» **YOUR GOAL**
Can you write out the whole listing exactly?

» **Data records**

>>

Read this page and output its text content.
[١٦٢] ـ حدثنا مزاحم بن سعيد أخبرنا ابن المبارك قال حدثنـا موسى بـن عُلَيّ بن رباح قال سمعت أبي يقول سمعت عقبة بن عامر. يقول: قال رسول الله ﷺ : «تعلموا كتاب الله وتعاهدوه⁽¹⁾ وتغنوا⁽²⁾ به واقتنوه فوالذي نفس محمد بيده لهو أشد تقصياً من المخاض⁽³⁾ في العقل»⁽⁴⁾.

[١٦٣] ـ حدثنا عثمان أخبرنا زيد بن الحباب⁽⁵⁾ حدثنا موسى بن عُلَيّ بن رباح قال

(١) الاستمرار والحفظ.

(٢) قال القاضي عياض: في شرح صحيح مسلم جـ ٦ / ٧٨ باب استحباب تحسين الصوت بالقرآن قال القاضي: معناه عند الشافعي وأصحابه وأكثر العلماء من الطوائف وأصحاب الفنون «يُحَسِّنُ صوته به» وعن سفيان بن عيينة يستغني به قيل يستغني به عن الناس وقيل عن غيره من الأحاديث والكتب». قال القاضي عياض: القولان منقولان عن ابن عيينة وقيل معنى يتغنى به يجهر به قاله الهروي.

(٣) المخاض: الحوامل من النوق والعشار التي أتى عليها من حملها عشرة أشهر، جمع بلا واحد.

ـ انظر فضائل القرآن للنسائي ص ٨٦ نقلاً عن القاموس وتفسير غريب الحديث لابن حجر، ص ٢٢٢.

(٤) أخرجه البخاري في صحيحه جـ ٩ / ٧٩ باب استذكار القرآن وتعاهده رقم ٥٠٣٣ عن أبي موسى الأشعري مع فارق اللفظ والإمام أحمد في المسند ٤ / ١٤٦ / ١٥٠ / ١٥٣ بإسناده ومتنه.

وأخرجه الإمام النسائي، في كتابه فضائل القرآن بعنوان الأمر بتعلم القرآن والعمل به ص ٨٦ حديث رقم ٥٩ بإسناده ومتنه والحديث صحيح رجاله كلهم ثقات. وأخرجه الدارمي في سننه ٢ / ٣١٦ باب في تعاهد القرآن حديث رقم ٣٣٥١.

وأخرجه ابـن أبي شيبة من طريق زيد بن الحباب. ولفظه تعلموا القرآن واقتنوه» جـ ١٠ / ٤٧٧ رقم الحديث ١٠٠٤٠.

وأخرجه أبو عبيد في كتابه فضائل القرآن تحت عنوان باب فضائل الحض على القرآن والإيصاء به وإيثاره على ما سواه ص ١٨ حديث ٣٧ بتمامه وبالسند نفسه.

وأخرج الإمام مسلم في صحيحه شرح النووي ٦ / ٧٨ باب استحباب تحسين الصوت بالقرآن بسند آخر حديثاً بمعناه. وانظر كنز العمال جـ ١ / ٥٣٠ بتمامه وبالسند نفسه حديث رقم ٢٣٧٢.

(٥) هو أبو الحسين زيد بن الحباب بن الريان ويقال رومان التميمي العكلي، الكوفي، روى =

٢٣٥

<<

» **WRITTEN ANSWER**
Read this page and output its text content.
[١٦٢] ـ حدثنا مزاحم بن سعيد أخبرنا ابن المبارك قال حدثنـا موسى بـن عُلَيّ بن رباح قال سمعت أبي يقول سمعت عقبة بن عامر. يقول: قال رسول الله ﷺ : «تعلموا كتاب الله وتعاهدوه⁽¹⁾ وتغنوا⁽²⁾ به واقتنوه فوالذي نفس محمد بيده لهو أشد تقصياً من المخاض⁽³⁾ في العقل»⁽⁴⁾.

[١٦٣] ـ حدثنا عثمان أخبرنا زيد بن الحباب⁽⁵⁾ حدثنا موسى بن عُلَيّ بن رباح قال

(١) الاستمرار والحفظ.

(٢) قال القاضي عياض: في شرح صحيح مسلم جـ ٦ / ٧٨ باب استحباب تحسين الصوت بالقرآن قال القاضي: معناه عند الشافعي وأصحابه وأكثر العلماء من الطوائف وأصحاب الفنون «يُحَسِّنُ صوته به» وعن سفيان بن عيينة يستغني به قيل يستغني به عن الناس وقيل عن غيره من الأحاديث والكتب». قال القاضي عياض: القولان منقولان عن ابن عيينة وقيل معنى يتغنى به يجهر به قاله الهروي.

(٣) المخاض: الحوامل من النوق والعشار التي أتى عليها من حملها عشرة أشهر، جمع بلا واحد.

ـ انظر فضائل القرآن للنسائي ص ٨٦ نقلاً عن القاموس وتفسير غريب الحديث لابن حجر، ص ٢٢٢.

(٤) أخرجه البخاري في صحيحه جـ ٩ / ٧٩ باب استذكار القرآن وتعاهده رقم ٥٠٣٣ عن أبي موسى الأشعري مع فارق اللفظ والإمام أحمد في المسند ٤ / ١٤٦ / ١٥٠ / ١٥٣ بإسناده ومتنه.

وأخرجه الإمام النسائي، في كتابه فضائل القرآن بعنوان الأمر بتعلم القرآن والعمل به ص ٨٦ حديث رقم ٥٩ بإسناده ومتنه والحديث صحيح رجاله كلهم ثقات. وأخرجه الدارمي في سننه ٢ / ٣١٦ باب في تعاهد القرآن حديث رقم ٣٣٥١.

وأخرجه ابـن أبي شيبة من طريق زيد بن الحباب. ولفظه تعلموا القرآن واقتنوه» جـ ١٠ / ٤٧٧ رقم الحديث ١٠٠٤٠.

وأخرجه أبو عبيد في كتابه فضائل القرآن تحت عنوان باب فضائل الحض على القرآن والإيصاء به وإيثاره على ما سواه ص ١٨ حديث ٣٧ بتمامه وبالسند نفسه.

وأخرج الإمام مسلم في صحيحه شرح النووي ٦ / ٧٨ باب استحباب تحسين الصوت بالقرآن بسند آخر حديثاً بمعناه. وانظر كنز العمال جـ ١ / ٥٣٠ بتمامه وبالسند نفسه حديث رقم ٢٣٧٢.

(٥) هو أبو الحسين زيد بن الحباب بن الريان ويقال رومان التميمي العكلي، الكوفي، روى =

٢٣٥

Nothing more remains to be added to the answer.